**THE REQUEST**
How many lines in the records below contain the word "prefix"? Give only the number.

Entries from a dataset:
[BEGIN]

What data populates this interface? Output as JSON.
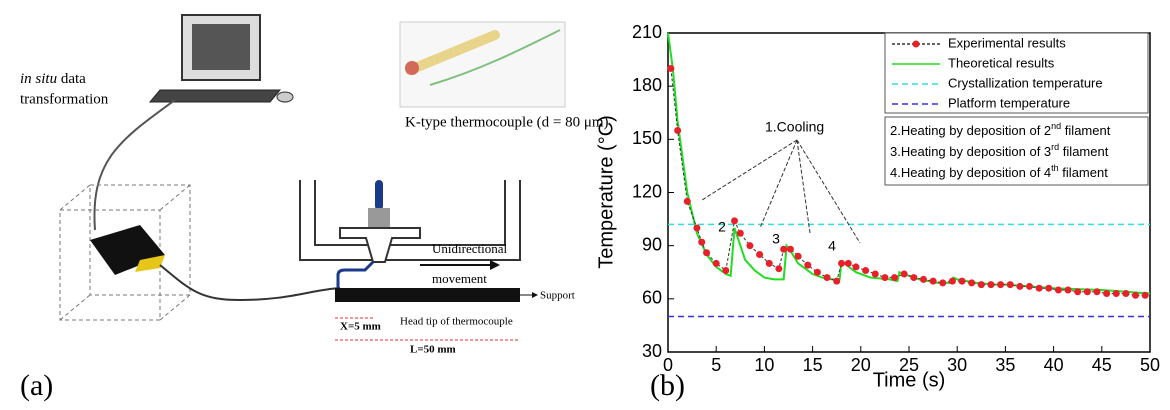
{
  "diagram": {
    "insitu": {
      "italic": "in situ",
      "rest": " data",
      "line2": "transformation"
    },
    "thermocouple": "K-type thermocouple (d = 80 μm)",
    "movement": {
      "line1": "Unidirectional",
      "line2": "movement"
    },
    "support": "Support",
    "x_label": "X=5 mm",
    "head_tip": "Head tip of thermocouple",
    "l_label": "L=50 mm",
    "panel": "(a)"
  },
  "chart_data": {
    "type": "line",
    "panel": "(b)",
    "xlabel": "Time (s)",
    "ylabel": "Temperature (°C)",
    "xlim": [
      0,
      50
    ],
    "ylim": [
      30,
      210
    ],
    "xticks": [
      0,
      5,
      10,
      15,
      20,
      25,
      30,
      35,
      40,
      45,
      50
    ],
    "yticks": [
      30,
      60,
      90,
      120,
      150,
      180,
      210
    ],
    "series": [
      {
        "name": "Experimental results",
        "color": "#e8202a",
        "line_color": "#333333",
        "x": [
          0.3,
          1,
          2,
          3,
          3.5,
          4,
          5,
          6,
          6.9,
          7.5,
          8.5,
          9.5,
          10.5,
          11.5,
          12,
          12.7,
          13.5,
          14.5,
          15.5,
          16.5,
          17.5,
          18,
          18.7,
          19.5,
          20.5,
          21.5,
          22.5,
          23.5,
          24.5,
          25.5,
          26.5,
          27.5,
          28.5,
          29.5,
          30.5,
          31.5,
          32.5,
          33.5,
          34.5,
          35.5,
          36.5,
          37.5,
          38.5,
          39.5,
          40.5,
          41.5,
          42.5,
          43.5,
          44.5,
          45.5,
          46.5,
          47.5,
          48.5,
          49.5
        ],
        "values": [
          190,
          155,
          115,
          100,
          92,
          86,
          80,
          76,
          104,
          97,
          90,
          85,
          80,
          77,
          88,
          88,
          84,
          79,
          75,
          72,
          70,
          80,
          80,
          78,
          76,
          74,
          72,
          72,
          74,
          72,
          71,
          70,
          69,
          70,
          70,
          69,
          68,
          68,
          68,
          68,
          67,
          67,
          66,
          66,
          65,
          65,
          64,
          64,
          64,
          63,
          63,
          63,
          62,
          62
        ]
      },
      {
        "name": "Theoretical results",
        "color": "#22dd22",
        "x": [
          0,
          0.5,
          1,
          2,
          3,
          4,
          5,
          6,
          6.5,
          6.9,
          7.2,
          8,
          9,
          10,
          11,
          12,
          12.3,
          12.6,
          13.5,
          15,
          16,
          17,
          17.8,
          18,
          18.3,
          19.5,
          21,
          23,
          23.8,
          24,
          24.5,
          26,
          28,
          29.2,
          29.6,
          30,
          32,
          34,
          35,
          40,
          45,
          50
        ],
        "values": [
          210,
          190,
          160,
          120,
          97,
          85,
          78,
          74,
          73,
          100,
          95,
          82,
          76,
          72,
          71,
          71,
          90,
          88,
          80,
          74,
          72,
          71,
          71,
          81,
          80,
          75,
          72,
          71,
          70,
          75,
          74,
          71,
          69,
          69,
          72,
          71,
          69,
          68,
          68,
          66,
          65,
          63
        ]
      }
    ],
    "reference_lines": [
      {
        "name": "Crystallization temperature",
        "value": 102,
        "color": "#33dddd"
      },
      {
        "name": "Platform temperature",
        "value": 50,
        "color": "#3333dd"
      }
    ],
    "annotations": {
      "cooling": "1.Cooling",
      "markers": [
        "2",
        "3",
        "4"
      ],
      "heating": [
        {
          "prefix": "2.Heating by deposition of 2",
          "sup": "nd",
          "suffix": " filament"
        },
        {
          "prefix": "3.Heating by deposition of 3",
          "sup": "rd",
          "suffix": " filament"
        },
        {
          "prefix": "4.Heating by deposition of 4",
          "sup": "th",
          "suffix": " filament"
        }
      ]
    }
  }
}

[END]
[BEGIN]

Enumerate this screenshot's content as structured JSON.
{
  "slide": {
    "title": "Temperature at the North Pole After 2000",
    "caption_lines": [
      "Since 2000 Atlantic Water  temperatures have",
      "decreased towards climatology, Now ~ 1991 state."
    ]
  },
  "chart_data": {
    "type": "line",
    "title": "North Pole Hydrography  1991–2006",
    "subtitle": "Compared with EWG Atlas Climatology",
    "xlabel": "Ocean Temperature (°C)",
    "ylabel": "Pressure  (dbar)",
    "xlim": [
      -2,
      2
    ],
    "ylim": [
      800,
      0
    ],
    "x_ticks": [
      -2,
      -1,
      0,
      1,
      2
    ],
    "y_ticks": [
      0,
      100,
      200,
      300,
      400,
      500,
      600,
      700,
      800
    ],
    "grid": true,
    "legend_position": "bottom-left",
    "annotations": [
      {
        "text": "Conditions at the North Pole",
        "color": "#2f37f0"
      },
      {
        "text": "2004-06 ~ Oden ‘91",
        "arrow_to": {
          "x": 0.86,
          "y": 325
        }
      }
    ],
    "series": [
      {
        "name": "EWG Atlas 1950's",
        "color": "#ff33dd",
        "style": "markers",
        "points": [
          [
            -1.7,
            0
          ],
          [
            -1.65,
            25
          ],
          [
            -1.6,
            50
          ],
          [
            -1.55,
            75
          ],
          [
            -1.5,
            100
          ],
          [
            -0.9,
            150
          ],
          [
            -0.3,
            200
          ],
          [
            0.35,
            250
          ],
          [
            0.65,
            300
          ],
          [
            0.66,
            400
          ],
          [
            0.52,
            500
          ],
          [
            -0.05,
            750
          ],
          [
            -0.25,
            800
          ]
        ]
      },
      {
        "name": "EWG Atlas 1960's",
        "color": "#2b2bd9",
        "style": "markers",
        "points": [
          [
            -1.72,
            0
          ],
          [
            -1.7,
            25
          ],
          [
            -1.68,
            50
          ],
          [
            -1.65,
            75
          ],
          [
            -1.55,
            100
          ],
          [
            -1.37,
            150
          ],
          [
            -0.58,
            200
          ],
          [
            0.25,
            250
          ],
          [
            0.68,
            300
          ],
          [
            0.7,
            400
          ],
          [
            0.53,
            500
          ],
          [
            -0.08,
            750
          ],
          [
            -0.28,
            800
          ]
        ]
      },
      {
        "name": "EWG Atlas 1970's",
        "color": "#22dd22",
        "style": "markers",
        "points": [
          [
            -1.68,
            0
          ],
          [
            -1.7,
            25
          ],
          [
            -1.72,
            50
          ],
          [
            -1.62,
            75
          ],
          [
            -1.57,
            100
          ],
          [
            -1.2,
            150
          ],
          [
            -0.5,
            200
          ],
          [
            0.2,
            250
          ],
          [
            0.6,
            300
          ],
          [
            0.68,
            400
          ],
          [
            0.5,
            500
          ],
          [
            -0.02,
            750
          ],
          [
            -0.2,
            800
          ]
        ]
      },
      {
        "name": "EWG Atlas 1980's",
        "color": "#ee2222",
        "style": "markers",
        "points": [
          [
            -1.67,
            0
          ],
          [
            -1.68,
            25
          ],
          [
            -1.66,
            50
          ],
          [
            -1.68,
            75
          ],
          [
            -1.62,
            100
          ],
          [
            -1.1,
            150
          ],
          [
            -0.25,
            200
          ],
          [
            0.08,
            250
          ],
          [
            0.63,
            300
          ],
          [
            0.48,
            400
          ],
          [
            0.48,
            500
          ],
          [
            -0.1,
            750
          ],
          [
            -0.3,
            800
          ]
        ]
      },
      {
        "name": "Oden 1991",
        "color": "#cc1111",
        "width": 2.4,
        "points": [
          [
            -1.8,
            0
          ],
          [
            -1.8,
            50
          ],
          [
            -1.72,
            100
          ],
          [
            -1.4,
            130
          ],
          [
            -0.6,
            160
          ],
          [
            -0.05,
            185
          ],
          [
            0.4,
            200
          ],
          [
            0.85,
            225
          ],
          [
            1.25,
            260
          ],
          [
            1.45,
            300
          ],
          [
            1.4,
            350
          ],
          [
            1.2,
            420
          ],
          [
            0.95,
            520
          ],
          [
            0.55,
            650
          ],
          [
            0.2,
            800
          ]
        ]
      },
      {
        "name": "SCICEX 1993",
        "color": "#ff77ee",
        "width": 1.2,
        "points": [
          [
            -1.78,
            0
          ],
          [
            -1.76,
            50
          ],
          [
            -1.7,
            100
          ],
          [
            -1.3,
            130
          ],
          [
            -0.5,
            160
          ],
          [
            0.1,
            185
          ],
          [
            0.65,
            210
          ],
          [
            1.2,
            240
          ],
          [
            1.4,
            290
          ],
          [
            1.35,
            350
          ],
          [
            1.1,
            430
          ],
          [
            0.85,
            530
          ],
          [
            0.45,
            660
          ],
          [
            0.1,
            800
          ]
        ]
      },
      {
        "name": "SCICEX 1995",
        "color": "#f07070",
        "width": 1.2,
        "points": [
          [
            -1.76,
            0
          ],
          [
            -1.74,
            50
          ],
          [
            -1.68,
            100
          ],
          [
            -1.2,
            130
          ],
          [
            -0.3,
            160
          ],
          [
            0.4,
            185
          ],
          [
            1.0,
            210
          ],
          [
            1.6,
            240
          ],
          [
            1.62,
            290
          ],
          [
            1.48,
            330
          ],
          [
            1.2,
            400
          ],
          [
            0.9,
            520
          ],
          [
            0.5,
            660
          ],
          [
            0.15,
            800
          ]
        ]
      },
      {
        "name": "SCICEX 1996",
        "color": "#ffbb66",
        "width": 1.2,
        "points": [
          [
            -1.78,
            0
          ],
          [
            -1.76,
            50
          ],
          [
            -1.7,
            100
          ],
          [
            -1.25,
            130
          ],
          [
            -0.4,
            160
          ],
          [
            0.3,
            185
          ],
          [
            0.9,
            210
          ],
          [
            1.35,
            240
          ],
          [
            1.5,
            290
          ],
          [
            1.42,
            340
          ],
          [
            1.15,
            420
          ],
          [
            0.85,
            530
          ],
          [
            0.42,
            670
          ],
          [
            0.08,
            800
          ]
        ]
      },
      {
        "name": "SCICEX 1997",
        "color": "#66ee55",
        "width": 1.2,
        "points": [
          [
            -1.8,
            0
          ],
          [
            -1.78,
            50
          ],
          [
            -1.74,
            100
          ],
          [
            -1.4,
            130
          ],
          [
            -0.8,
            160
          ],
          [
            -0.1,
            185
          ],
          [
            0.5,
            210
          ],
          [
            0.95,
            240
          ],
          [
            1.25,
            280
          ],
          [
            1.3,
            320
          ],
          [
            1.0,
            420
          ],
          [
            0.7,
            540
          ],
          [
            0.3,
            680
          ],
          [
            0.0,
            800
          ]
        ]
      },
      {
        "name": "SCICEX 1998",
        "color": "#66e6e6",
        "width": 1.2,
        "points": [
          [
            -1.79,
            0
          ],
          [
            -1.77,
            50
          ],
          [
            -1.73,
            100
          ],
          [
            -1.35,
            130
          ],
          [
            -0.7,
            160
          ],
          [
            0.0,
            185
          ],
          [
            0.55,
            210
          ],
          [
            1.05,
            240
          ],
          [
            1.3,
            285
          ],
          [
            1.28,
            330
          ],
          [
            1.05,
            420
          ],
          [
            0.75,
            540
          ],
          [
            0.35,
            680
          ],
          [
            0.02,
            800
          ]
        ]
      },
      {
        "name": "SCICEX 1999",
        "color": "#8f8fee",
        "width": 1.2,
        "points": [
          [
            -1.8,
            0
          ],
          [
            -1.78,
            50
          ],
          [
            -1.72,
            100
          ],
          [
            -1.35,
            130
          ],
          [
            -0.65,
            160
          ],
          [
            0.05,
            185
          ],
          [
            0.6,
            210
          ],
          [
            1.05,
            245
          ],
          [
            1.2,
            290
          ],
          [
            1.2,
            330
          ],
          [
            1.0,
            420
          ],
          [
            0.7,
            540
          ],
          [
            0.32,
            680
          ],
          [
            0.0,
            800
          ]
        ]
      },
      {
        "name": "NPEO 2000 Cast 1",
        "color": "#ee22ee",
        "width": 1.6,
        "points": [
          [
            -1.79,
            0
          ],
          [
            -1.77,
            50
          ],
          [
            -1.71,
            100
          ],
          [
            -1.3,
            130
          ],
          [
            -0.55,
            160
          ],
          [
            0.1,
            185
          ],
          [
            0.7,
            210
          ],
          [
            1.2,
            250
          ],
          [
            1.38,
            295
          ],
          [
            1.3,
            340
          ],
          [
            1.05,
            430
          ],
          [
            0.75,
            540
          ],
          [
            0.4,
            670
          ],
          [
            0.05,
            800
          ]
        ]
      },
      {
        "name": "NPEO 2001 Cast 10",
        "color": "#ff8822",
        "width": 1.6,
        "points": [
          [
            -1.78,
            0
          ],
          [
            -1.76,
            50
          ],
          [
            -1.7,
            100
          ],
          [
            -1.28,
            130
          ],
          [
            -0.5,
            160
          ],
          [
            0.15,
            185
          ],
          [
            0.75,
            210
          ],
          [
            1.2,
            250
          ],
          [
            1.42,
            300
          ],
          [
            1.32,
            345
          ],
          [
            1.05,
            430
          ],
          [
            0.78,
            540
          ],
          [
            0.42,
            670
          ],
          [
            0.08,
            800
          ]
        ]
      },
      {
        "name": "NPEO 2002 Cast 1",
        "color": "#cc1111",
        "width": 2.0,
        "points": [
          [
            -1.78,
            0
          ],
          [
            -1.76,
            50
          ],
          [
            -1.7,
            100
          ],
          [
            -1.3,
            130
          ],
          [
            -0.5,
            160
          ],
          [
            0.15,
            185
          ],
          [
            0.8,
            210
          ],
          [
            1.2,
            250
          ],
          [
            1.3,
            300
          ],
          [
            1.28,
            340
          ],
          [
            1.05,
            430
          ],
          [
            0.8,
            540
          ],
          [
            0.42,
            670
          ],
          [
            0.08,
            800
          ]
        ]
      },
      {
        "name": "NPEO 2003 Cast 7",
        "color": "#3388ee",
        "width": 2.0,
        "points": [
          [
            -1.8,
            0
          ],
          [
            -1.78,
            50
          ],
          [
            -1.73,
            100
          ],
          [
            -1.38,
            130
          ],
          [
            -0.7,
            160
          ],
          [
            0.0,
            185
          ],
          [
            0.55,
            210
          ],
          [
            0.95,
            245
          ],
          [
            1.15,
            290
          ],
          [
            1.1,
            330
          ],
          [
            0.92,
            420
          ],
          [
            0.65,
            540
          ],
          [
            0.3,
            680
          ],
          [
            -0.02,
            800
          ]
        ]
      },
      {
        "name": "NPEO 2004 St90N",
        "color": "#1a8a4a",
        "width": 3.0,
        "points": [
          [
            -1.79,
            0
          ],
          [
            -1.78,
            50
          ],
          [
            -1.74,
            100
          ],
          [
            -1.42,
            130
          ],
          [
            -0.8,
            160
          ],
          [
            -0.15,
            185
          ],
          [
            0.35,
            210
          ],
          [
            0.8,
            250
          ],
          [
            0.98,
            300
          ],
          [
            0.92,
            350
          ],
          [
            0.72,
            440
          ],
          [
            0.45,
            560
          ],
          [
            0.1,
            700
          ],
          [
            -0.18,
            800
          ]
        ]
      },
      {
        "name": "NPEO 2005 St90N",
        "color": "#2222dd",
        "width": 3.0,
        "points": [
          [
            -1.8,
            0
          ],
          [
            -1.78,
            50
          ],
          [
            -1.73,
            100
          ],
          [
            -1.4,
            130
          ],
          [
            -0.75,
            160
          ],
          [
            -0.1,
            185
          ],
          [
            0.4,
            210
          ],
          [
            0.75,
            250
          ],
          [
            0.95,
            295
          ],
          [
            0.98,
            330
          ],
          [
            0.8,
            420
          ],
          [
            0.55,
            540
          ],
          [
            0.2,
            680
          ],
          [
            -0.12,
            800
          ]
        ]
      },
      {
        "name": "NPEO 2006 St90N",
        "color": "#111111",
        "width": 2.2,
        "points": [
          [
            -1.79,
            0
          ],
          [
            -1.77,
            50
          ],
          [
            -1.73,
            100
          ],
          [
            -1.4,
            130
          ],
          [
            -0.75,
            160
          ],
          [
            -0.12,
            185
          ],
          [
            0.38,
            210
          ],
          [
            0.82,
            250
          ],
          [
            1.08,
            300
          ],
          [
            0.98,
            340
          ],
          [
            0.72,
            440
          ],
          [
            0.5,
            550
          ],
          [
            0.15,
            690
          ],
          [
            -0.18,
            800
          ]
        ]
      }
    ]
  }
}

[END]

**EXERCISE RESULT**
3